Dataset:
↓
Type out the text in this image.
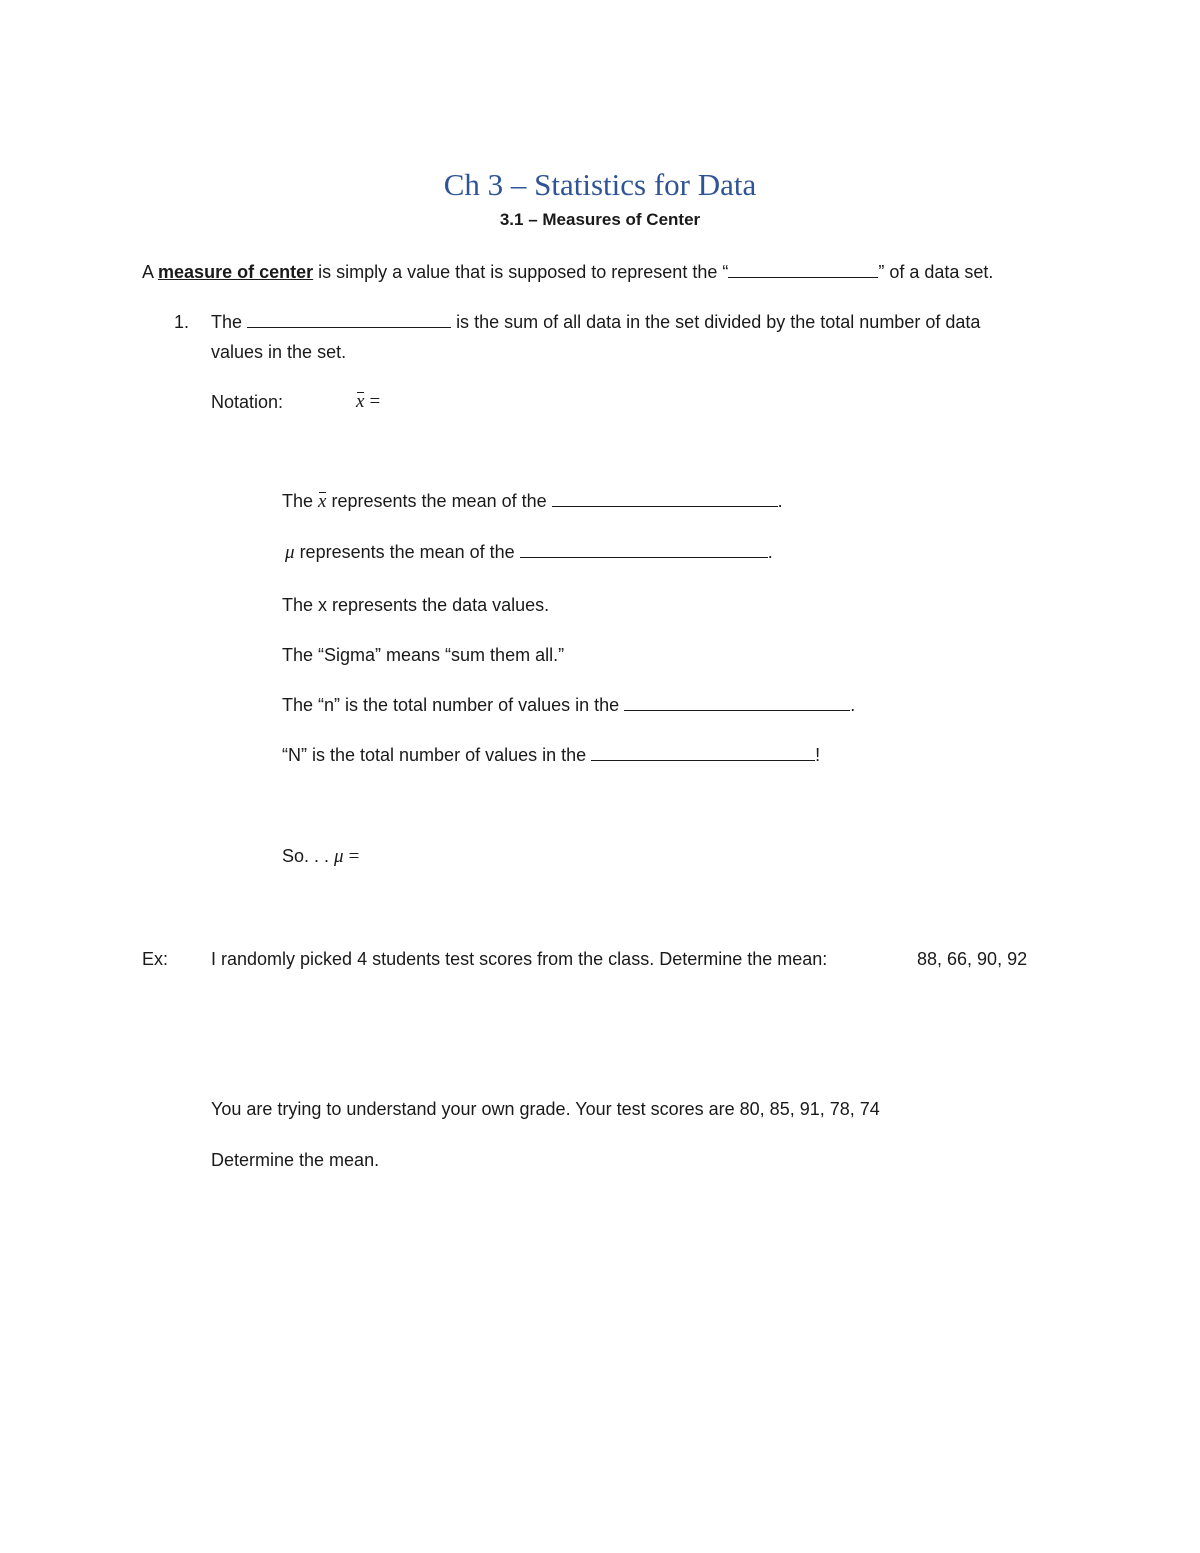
Ch 3 – Statistics for Data
3.1 – Measures of Center
A measure of center is simply a value that is supposed to represent the “	” of a data set.
1. The	is the sum of all data in the set divided by the total number of data
values in the set.
Notation:	x =
The x represents the mean of the	.
μ represents the mean of the	.
The x represents the data values.
The “Sigma” means “sum them all.”
The “n” is the total number of values in the	.
“N” is the total number of values in the	!
So. . . μ =
Ex: I randomly picked 4 students test scores from the class. Determine the mean:	88, 66, 90, 92
You are trying to understand your own grade. Your test scores are 80, 85, 91, 78, 74
Determine the mean.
↑
Written problem: Using the data above, write out every line exactly, leaving the images behind.

Task answer:
Type out the text in this image.
Ch 3 – Statistics for Data
3.1 – Measures of Center
A measure of center is simply a value that is supposed to represent the “	” of a data set.
1. The	is the sum of all data in the set divided by the total number of data
values in the set.
Notation:	x =
The x represents the mean of the	.
μ represents the mean of the	.
The x represents the data values.
The “Sigma” means “sum them all.”
The “n” is the total number of values in the	.
“N” is the total number of values in the	!
So. . . μ =
Ex: I randomly picked 4 students test scores from the class. Determine the mean:	88, 66, 90, 92
You are trying to understand your own grade. Your test scores are 80, 85, 91, 78, 74
Determine the mean.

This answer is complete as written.